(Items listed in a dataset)
--*--

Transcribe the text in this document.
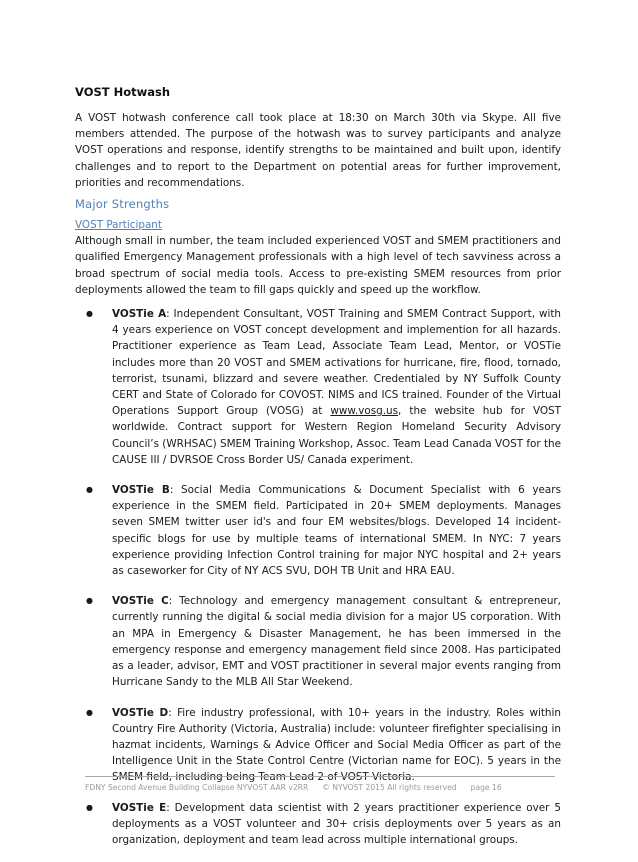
VOST Hotwash

A VOST hotwash conference call took place at 18:30 on March 30th via Skype. All five members attended. The purpose of the hotwash was to survey participants and analyze VOST operations and response, identify strengths to be maintained and built upon, identify challenges and to report to the Department on potential areas for further improvement, priorities and recommendations.

Major Strengths
VOST Participant

Although small in number, the team included experienced VOST and SMEM practitioners and qualified Emergency Management professionals with a high level of tech savviness across a broad spectrum of social media tools. Access to pre-existing SMEM resources from prior deployments allowed the team to fill gaps quickly and speed up the workflow.

● VOSTie A: Independent Consultant, VOST Training and SMEM Contract Support, with 4 years experience on VOST concept development and implemention for all hazards. Practitioner experience as Team Lead, Associate Team Lead, Mentor, or VOSTie includes more than 20 VOST and SMEM activations for hurricane, fire, flood, tornado, terrorist, tsunami, blizzard and severe weather. Credentialed by NY Suffolk County CERT and State of Colorado for COVOST. NIMS and ICS trained. Founder of the Virtual Operations Support Group (VOSG) at www.vosg.us, the website hub for VOST worldwide. Contract support for Western Region Homeland Security Advisory Council’s (WRHSAC) SMEM Training Workshop, Assoc. Team Lead Canada VOST for the CAUSE III / DVRSOE Cross Border US/ Canada experiment.

● VOSTie B: Social Media Communications & Document Specialist with 6 years experience in the SMEM field. Participated in 20+ SMEM deployments. Manages seven SMEM twitter user id's and four EM websites/blogs. Developed 14 incident-specific blogs for use by multiple teams of international SMEM. In NYC: 7 years experience providing Infection Control training for major NYC hospital and 2+ years as caseworker for City of NY ACS SVU, DOH TB Unit and HRA EAU.

● VOSTie C: Technology and emergency management consultant & entrepreneur, currently running the digital & social media division for a major US corporation. With an MPA in Emergency & Disaster Management, he has been immersed in the emergency response and emergency management field since 2008. Has participated as a leader, advisor, EMT and VOST practitioner in several major events ranging from Hurricane Sandy to the MLB All Star Weekend.

● VOSTie D: Fire industry professional, with 10+ years in the industry. Roles within Country Fire Authority (Victoria, Australia) include: volunteer firefighter specialising in hazmat incidents, Warnings & Advice Officer and Social Media Officer as part of the Intelligence Unit in the State Control Centre (Victorian name for EOC). 5 years in the SMEM field, including being Team Lead 2 of VOST Victoria.

● VOSTie E: Development data scientist with 2 years practitioner experience over 5 deployments as a VOST volunteer and 30+ crisis deployments over 5 years as an organization, deployment and team lead across multiple international groups.

FDNY Second Avenue Building Collapse NYVOST AAR v2RR © NYVOST 2015 All rights reserved page 16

--*--

--- What you should do ---
Search the listing for the word "international" and return each line that holds it.

--- Finished exercise ---
● VOSTie B: Social Media Communications & Document Specialist with 6 years experience in the SMEM field. Participated in 20+ SMEM deployments. Manages seven SMEM twitter user id's and four EM websites/blogs. Developed 14 incident-specific blogs for use by multiple teams of international SMEM. In NYC: 7 years experience providing Infection Control training for major NYC hospital and 2+ years as caseworker for City of NY ACS SVU, DOH TB Unit and HRA EAU.
● VOSTie E: Development data scientist with 2 years practitioner experience over 5 deployments as a VOST volunteer and 30+ crisis deployments over 5 years as an organization, deployment and team lead across multiple international groups.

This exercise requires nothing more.